Figure collection entries
☆ ☆ ☆

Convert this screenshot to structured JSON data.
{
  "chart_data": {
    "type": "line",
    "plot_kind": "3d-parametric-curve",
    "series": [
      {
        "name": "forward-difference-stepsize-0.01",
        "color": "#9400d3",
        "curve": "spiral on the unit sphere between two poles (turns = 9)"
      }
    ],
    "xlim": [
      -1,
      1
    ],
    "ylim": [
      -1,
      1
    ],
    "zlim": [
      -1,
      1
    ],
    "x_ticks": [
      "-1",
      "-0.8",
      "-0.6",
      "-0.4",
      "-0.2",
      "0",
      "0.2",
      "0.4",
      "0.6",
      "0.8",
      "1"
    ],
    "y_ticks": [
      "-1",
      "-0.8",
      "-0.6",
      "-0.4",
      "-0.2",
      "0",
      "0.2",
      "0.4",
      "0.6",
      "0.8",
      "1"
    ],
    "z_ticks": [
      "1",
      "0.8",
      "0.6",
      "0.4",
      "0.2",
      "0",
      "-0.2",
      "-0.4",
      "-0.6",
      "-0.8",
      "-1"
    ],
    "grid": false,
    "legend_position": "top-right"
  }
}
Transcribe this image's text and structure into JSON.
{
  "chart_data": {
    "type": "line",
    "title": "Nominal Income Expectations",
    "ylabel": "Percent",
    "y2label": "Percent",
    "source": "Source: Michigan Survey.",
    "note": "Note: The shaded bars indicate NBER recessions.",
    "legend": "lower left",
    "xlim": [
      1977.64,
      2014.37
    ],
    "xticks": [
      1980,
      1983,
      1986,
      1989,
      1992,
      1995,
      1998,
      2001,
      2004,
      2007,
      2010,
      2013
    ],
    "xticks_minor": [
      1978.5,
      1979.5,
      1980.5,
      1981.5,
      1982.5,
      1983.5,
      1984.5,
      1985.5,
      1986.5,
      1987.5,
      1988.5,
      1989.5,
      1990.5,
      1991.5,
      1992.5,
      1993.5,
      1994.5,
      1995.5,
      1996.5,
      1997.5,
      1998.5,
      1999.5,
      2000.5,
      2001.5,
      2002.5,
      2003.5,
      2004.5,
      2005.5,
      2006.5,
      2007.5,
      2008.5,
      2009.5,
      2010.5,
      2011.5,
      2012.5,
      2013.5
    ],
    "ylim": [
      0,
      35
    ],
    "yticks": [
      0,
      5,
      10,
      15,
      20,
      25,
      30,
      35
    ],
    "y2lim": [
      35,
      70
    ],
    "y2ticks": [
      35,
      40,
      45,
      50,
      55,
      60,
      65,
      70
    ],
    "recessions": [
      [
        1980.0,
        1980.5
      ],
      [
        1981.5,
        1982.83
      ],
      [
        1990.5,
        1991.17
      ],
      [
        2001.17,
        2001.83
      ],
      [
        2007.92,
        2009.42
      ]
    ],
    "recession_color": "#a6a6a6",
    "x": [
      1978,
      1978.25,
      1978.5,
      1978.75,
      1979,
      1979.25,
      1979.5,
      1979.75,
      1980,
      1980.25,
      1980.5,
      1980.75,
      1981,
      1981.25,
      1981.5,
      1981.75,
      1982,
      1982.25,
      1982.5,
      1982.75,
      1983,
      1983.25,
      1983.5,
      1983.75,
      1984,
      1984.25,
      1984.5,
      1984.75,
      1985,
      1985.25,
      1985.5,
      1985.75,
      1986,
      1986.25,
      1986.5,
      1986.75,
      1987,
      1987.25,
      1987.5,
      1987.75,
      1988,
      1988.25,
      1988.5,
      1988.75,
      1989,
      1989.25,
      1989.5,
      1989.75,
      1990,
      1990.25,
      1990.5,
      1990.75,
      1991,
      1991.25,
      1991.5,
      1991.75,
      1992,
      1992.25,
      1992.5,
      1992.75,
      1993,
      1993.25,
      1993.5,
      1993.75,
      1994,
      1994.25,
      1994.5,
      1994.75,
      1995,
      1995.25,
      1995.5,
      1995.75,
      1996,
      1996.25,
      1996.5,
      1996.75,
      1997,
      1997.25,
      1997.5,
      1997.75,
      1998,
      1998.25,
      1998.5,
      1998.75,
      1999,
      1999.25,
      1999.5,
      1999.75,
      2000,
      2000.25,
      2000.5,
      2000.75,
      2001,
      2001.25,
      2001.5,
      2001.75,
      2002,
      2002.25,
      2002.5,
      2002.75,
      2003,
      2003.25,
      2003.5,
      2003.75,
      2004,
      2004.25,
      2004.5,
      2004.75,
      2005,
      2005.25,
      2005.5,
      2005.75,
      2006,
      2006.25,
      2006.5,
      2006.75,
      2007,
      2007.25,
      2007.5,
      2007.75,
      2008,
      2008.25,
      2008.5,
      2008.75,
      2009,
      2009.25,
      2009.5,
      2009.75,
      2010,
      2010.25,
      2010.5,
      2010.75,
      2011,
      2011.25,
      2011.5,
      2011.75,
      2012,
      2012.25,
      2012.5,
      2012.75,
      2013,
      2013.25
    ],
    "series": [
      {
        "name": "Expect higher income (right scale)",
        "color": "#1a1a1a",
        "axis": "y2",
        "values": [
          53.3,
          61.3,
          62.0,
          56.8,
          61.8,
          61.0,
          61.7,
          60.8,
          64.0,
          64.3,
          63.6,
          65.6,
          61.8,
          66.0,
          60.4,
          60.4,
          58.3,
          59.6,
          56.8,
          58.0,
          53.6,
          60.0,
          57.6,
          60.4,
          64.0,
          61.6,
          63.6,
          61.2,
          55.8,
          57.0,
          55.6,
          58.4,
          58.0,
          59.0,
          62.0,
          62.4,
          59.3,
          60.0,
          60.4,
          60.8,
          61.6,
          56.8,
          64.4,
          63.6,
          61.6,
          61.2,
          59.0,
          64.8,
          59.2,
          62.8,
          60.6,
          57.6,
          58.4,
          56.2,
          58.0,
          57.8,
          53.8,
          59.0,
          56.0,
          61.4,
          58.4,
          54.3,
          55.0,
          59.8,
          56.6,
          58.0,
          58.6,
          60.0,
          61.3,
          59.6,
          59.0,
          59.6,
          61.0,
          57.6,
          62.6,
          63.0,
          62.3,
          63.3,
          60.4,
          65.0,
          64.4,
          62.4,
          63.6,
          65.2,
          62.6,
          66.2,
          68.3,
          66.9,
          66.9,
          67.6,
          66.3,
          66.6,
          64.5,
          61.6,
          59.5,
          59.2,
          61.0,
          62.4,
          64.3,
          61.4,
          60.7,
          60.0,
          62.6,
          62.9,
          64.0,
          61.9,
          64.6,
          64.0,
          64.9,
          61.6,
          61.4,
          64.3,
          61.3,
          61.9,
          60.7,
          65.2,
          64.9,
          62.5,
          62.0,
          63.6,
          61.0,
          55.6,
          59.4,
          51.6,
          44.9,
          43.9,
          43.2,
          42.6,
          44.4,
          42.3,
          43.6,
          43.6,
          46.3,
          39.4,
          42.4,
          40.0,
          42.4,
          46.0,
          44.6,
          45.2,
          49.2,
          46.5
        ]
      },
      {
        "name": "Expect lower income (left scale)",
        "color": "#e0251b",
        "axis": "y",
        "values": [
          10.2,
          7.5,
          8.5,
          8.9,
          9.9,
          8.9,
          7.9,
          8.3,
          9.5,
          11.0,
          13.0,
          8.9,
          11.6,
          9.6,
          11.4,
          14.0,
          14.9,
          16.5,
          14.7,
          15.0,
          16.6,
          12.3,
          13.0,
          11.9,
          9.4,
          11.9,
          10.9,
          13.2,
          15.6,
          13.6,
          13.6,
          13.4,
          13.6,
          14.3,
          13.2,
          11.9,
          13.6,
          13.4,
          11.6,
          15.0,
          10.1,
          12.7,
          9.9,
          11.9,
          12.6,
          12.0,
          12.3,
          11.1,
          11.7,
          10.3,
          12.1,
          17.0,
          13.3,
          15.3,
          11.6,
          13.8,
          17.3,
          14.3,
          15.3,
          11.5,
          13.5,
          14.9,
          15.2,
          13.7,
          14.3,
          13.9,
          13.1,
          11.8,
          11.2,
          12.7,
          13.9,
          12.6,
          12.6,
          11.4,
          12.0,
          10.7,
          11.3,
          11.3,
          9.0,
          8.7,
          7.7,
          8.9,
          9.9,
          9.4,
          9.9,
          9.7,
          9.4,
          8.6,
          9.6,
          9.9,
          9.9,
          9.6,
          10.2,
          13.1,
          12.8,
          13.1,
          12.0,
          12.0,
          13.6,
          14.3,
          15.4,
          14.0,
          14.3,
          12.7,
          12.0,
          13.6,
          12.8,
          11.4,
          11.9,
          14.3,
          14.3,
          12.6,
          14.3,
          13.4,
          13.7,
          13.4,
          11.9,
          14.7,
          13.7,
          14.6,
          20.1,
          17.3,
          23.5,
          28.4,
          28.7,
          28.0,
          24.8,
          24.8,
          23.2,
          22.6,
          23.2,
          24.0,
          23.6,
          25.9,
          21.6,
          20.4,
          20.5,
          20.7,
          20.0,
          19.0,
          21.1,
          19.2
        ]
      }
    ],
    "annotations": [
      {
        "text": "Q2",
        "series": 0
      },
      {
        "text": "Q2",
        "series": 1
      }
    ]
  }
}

☆ ☆ ☆

• Directive: Among the entries above, how many lines hold the string "this"? Give the number by itself.

• Expected answer: 2